-- Begin SOURCE DATA --

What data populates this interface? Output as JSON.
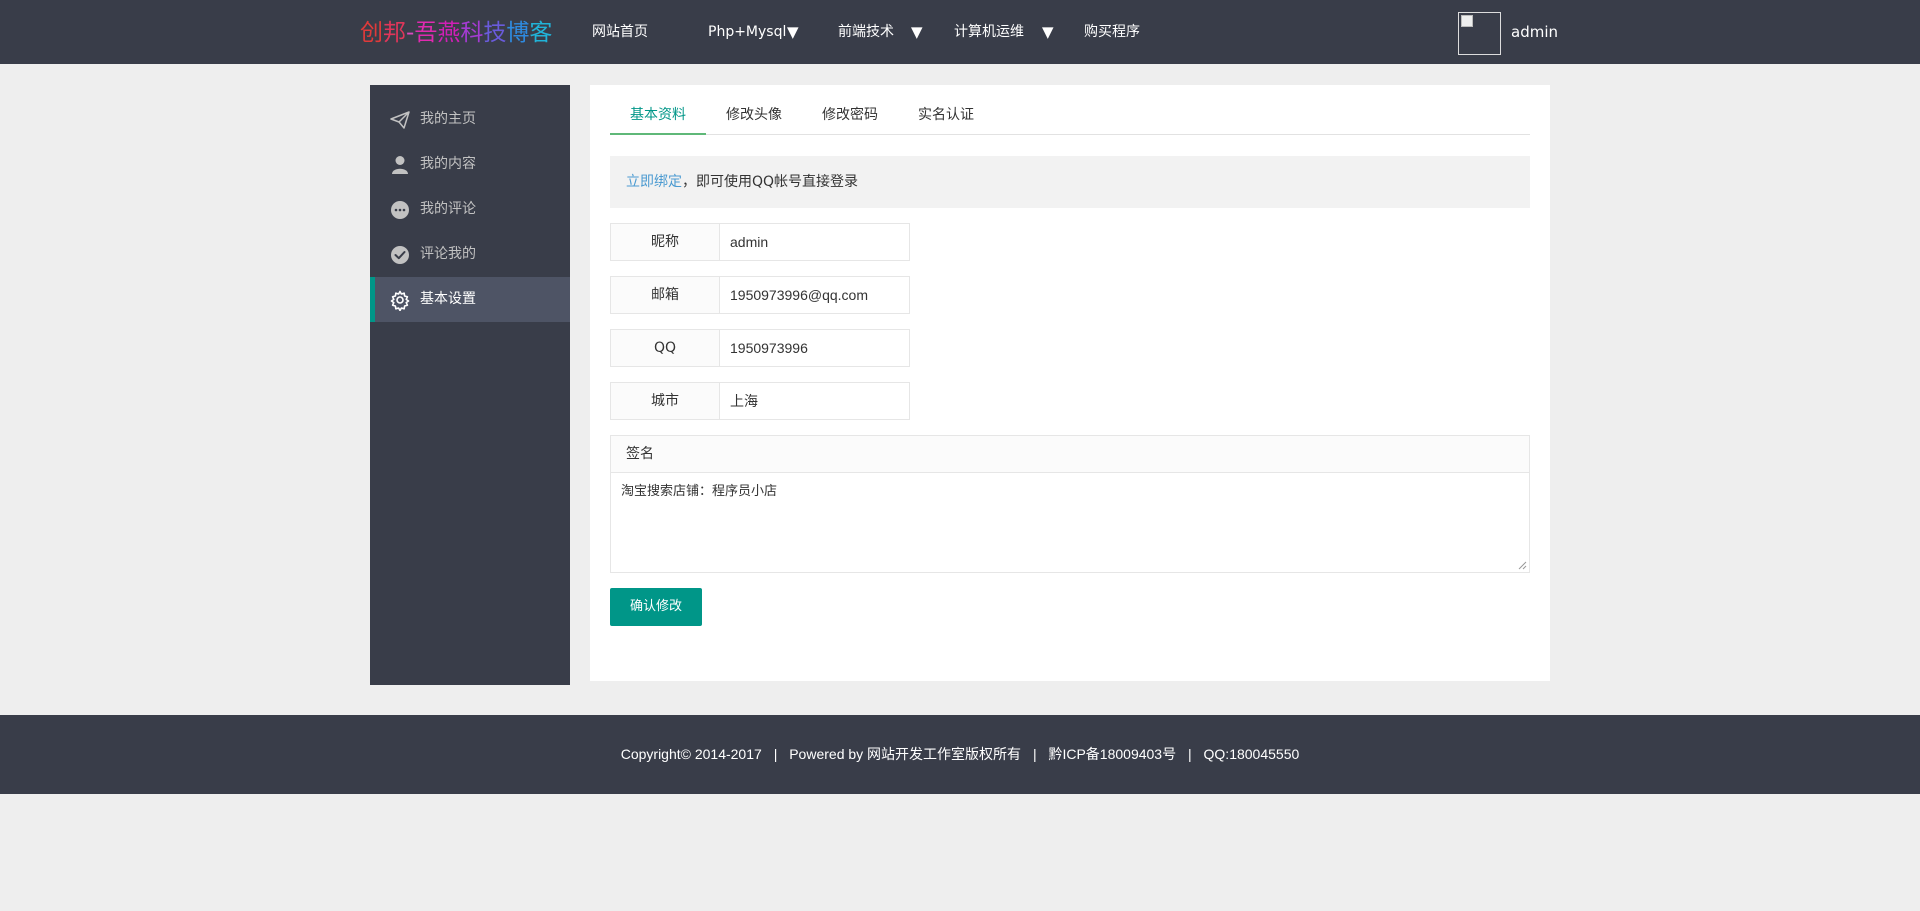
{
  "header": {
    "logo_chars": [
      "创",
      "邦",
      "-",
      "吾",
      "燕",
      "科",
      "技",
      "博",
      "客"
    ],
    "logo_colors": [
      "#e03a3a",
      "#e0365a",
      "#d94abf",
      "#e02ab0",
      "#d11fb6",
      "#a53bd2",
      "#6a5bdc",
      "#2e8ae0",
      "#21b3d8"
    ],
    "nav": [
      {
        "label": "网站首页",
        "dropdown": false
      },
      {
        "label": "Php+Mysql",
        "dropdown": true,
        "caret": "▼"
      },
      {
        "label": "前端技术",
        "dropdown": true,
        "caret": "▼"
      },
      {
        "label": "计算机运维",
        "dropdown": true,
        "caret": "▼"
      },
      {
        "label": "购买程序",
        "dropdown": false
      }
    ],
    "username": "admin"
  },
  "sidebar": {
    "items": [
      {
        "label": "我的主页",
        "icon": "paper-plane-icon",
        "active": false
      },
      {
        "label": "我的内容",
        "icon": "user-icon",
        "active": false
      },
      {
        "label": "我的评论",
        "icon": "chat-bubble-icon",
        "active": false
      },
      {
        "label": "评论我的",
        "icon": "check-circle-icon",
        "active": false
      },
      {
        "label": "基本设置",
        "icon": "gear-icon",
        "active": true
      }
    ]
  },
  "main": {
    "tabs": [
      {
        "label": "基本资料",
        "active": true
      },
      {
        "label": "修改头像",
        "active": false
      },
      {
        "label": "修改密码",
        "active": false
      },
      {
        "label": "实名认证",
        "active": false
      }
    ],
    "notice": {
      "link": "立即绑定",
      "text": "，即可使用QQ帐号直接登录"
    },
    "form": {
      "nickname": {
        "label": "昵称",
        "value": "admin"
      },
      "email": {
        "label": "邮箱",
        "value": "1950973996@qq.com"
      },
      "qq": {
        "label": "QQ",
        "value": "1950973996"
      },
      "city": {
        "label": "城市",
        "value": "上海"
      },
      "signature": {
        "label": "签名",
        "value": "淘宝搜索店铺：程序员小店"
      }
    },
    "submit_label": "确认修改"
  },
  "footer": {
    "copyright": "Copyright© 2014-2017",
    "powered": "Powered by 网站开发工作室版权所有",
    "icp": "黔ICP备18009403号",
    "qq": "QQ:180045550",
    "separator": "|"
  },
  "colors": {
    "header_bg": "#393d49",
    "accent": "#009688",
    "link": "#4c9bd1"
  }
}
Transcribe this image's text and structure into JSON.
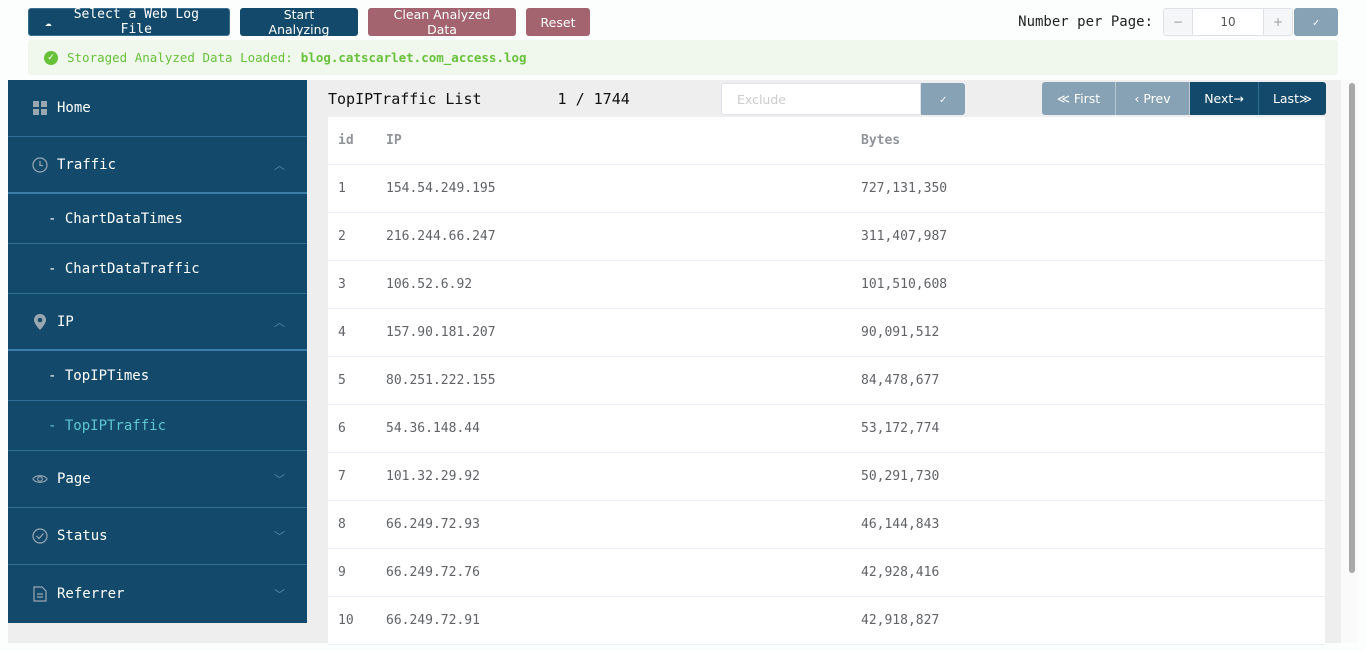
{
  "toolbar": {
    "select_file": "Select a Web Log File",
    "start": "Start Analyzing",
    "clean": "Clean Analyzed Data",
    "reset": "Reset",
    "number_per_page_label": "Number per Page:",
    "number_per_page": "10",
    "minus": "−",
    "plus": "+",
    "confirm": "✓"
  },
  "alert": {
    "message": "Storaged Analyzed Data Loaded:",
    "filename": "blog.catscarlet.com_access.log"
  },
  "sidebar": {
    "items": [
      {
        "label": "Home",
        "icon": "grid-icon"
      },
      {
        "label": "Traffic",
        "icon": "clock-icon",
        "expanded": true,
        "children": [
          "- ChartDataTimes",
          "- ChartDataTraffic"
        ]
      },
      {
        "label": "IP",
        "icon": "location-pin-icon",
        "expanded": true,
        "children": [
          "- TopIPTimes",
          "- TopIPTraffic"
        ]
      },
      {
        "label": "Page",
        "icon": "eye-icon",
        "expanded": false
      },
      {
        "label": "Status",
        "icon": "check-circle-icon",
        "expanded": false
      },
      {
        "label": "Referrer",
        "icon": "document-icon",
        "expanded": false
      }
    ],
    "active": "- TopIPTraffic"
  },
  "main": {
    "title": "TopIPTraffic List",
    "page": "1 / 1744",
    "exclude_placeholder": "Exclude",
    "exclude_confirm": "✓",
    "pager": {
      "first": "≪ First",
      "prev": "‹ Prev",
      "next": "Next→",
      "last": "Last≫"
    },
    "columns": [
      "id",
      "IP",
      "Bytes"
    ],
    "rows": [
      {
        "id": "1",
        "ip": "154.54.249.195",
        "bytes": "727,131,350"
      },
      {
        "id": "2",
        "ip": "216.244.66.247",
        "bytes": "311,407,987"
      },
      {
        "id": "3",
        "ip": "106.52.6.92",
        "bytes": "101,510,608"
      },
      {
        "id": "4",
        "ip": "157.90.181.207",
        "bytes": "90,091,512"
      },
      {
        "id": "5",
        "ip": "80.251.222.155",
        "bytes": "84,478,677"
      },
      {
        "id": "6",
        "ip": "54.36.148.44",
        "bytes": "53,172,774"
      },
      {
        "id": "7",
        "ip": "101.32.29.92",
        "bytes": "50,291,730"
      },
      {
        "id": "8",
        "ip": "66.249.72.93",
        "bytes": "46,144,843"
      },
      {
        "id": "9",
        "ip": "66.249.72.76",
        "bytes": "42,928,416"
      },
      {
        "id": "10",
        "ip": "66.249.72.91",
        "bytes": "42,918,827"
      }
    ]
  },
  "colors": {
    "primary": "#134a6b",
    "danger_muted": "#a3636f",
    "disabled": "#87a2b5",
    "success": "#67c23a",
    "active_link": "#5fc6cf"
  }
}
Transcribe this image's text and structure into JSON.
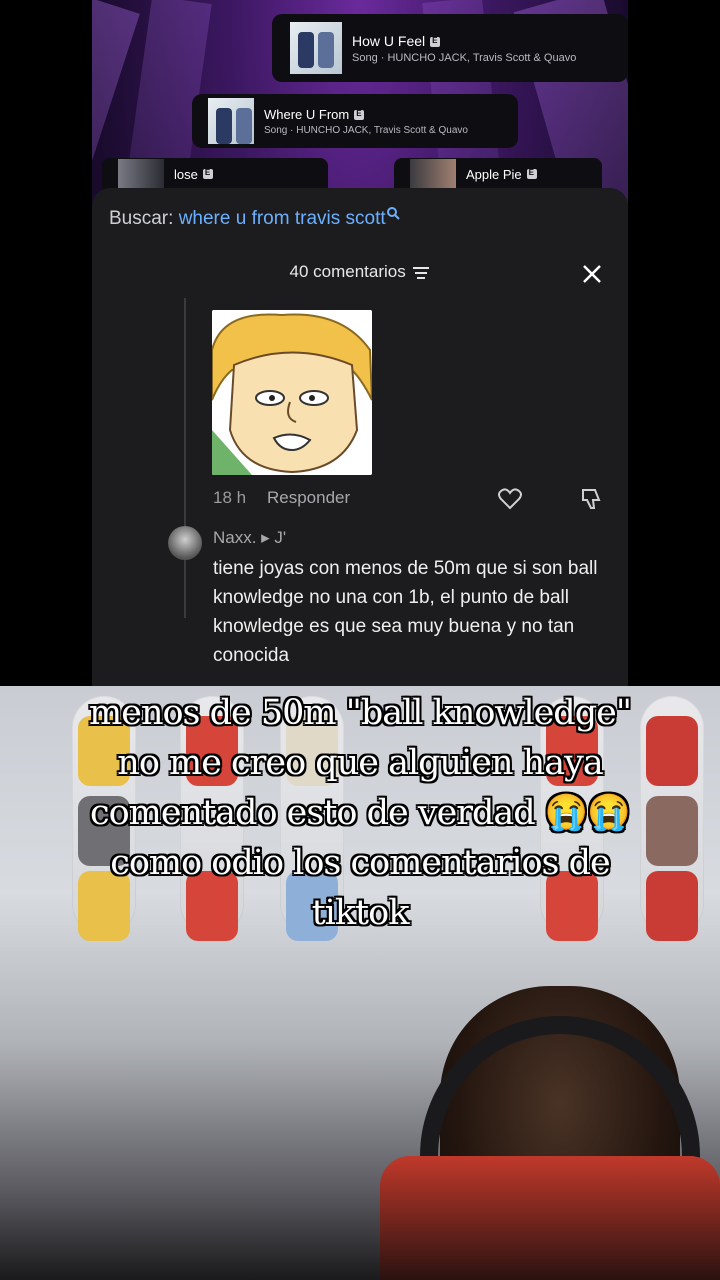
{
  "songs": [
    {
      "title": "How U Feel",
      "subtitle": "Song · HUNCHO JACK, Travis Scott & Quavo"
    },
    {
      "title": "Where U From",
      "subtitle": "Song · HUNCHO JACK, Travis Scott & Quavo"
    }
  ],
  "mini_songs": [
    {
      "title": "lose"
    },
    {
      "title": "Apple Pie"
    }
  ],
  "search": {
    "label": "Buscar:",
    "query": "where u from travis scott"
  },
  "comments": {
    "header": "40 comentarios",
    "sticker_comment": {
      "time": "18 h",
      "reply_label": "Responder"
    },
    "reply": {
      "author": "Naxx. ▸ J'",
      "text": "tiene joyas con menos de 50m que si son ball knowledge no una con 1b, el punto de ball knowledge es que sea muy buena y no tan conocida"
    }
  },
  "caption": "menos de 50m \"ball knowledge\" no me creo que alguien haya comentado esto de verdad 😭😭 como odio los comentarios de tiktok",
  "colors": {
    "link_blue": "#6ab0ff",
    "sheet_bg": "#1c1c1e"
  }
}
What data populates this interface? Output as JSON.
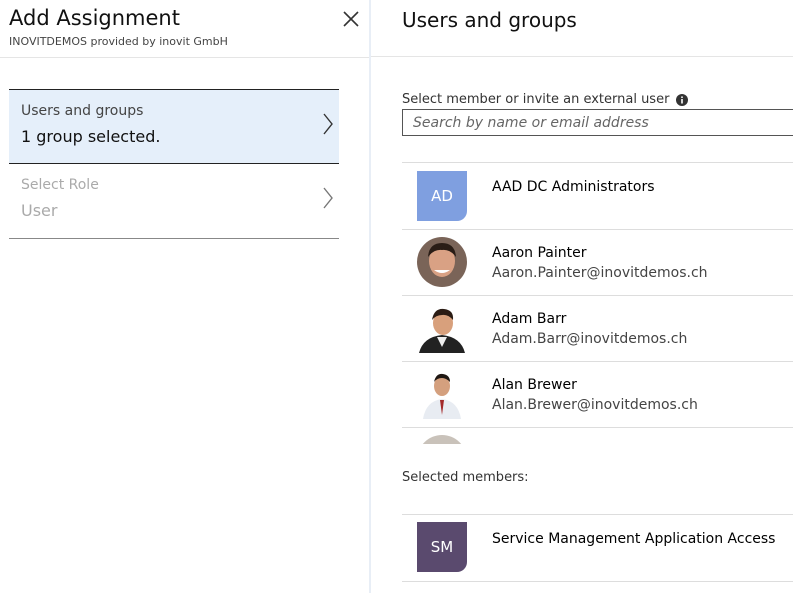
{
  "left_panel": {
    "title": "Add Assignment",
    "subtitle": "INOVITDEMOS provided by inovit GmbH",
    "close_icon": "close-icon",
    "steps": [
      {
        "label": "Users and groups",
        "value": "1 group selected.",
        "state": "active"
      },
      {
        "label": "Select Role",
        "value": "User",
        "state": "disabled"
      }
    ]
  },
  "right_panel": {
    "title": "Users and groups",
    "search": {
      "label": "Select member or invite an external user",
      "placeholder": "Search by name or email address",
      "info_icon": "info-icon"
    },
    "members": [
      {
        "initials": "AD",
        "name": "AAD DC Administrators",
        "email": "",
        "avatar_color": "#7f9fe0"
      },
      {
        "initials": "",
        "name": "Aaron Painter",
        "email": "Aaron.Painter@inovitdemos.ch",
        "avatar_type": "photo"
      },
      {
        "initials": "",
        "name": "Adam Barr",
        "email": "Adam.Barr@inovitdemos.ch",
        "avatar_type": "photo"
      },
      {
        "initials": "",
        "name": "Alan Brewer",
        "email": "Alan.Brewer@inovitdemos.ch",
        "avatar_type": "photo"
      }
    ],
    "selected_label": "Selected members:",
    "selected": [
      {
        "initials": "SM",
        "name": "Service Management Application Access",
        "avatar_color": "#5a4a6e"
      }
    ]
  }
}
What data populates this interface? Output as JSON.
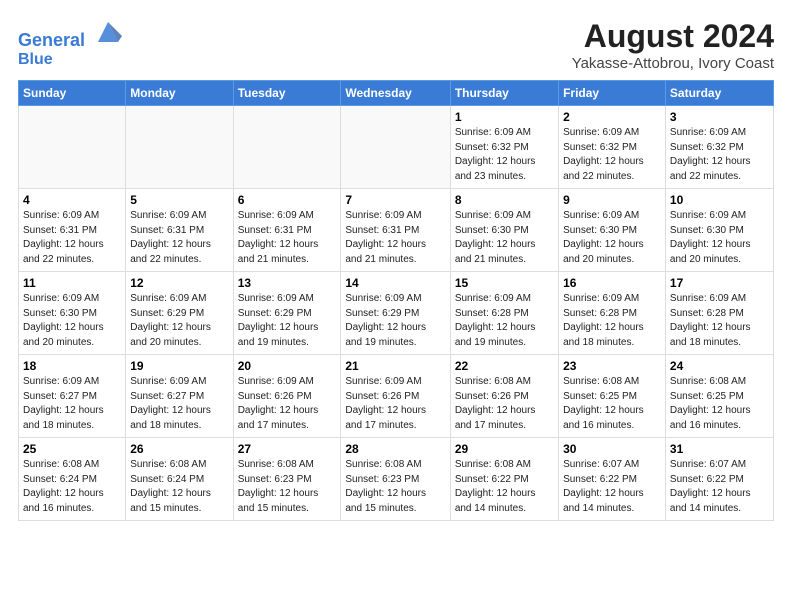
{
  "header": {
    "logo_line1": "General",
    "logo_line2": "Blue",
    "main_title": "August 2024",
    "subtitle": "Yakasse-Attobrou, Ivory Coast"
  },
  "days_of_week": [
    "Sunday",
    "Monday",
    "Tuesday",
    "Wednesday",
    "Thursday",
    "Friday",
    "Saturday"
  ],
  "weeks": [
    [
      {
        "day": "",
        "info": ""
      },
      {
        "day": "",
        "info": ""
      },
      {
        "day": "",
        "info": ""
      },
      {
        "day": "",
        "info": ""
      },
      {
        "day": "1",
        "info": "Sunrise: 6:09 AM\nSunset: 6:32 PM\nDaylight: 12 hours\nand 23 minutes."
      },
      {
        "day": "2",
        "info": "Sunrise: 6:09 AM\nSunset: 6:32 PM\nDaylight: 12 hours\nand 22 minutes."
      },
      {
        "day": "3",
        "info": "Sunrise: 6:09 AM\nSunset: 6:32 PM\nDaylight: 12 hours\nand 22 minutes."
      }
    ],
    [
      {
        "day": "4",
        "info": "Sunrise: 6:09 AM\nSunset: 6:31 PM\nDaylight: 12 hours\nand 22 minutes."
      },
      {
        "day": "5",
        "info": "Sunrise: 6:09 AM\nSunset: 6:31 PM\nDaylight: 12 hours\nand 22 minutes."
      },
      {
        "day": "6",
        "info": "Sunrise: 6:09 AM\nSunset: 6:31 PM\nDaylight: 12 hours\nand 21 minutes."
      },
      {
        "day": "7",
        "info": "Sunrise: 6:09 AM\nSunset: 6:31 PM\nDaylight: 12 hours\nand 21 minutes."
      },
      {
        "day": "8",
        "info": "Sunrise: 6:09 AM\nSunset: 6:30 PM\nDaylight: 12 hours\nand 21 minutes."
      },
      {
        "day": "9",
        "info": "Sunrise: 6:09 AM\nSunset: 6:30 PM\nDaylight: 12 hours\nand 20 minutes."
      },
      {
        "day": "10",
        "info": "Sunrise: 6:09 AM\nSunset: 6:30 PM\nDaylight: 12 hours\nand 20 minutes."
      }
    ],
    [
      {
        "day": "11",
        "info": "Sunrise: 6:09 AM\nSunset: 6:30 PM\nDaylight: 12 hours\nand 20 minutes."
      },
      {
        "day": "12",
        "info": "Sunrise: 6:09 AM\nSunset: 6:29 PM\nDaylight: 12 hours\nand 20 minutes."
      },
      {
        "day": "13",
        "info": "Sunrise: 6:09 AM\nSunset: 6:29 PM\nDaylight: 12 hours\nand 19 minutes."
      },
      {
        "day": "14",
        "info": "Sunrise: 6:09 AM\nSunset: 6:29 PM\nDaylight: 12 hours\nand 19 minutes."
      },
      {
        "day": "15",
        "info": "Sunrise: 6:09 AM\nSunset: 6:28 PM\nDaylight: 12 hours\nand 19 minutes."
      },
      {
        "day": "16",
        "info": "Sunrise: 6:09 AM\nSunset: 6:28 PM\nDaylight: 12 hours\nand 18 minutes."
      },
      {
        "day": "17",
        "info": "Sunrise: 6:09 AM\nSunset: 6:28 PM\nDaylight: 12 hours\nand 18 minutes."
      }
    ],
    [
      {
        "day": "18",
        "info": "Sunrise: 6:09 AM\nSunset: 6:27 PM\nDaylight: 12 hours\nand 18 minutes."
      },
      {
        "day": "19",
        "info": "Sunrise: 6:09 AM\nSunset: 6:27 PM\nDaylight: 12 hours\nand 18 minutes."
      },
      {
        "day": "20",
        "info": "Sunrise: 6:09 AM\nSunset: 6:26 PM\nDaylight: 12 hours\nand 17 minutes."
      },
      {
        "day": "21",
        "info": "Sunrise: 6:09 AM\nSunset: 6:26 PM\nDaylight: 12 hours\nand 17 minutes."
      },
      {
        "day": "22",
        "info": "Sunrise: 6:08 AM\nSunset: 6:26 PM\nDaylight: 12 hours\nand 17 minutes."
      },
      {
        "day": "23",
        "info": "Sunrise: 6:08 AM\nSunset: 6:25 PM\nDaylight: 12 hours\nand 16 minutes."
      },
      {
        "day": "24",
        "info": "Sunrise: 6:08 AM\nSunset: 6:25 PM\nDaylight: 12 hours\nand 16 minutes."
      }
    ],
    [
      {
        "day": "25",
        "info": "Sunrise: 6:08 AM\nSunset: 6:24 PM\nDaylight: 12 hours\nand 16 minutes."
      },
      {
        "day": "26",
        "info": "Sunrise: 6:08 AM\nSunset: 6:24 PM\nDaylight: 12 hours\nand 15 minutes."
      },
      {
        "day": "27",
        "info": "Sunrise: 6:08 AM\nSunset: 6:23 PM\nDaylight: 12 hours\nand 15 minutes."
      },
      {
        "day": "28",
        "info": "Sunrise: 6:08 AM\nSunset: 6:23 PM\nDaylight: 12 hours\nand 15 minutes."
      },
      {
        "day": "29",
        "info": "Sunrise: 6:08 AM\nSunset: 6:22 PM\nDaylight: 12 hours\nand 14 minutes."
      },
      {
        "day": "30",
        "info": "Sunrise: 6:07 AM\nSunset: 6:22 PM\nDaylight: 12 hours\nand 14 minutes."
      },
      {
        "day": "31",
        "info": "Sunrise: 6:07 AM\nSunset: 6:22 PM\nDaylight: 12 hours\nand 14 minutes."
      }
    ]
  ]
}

-- End SOURCE DATA --

AIM :: Find all lines where the word "ball" appears. Copy them.

ANSWER IN FULL ::
      "text": "tiene joyas con menos de 50m que si son ball knowledge no una con 1b, el punto de ball knowledge es que sea muy buena y no tan conocida"
  "caption": "menos de 50m \"ball knowledge\" no me creo que alguien haya comentado esto de verdad 😭😭 como odio los comentarios de tiktok",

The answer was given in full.